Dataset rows
----------
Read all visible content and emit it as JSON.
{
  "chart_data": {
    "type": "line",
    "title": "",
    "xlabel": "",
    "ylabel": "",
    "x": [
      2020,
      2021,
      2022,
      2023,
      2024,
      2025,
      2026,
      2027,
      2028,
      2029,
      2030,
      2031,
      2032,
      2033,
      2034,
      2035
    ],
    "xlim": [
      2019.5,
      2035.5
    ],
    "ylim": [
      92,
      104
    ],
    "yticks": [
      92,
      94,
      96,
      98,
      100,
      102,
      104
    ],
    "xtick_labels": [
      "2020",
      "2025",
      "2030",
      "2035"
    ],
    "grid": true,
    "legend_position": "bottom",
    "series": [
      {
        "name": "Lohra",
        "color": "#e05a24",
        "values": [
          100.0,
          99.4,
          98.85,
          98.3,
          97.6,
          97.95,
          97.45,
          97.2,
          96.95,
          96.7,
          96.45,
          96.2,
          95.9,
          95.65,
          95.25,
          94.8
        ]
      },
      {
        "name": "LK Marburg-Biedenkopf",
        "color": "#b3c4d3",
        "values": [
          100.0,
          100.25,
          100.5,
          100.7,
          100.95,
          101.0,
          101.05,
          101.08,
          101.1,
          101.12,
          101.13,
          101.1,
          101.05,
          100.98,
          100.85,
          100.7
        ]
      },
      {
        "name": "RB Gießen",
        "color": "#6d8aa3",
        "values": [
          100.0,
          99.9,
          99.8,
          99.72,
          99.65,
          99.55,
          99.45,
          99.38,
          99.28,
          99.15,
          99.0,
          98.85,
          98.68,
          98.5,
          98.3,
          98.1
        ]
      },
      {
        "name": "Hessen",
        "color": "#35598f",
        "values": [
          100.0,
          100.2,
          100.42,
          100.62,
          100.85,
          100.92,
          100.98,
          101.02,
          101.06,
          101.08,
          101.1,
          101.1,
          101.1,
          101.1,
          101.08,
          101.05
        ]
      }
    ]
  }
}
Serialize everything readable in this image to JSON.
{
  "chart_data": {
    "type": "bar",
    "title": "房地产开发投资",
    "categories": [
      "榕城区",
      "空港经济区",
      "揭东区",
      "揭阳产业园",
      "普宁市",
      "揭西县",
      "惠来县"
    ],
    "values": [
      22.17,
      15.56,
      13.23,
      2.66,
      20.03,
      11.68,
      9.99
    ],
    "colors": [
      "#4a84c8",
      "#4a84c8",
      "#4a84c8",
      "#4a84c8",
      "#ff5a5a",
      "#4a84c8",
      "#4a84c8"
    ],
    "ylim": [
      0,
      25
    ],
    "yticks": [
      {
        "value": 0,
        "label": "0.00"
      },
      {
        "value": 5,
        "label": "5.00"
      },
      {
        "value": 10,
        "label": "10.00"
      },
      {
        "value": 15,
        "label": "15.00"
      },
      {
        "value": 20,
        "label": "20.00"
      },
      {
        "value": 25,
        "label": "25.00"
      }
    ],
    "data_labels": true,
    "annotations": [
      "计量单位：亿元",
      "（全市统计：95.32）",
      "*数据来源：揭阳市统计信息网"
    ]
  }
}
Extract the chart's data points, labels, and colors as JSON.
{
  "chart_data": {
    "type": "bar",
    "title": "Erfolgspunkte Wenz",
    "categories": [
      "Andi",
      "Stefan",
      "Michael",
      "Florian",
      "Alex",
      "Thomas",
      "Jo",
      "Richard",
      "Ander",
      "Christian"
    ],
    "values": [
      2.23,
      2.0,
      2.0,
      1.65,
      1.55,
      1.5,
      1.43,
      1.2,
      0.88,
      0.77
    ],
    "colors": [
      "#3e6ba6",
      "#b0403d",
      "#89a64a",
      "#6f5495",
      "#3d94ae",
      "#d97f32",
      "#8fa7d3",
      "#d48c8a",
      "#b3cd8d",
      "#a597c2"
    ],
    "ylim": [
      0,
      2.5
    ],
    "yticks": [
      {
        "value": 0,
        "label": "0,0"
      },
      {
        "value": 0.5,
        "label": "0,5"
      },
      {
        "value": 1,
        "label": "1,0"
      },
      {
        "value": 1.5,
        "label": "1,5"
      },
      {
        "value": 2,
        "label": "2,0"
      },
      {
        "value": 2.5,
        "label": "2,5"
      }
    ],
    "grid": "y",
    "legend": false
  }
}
----------
**EXERCISE DETAILS:** Extract the lines above from the one containing "Extract the chart's" to the last line, both included, exactly as written.

**FINISHED EXERCISE:**
Extract the chart's data points, labels, and colors as JSON.
{
  "chart_data": {
    "type": "bar",
    "title": "Erfolgspunkte Wenz",
    "categories": [
      "Andi",
      "Stefan",
      "Michael",
      "Florian",
      "Alex",
      "Thomas",
      "Jo",
      "Richard",
      "Ander",
      "Christian"
    ],
    "values": [
      2.23,
      2.0,
      2.0,
      1.65,
      1.55,
      1.5,
      1.43,
      1.2,
      0.88,
      0.77
    ],
    "colors": [
      "#3e6ba6",
      "#b0403d",
      "#89a64a",
      "#6f5495",
      "#3d94ae",
      "#d97f32",
      "#8fa7d3",
      "#d48c8a",
      "#b3cd8d",
      "#a597c2"
    ],
    "ylim": [
      0,
      2.5
    ],
    "yticks": [
      {
        "value": 0,
        "label": "0,0"
      },
      {
        "value": 0.5,
        "label": "0,5"
      },
      {
        "value": 1,
        "label": "1,0"
      },
      {
        "value": 1.5,
        "label": "1,5"
      },
      {
        "value": 2,
        "label": "2,0"
      },
      {
        "value": 2.5,
        "label": "2,5"
      }
    ],
    "grid": "y",
    "legend": false
  }
}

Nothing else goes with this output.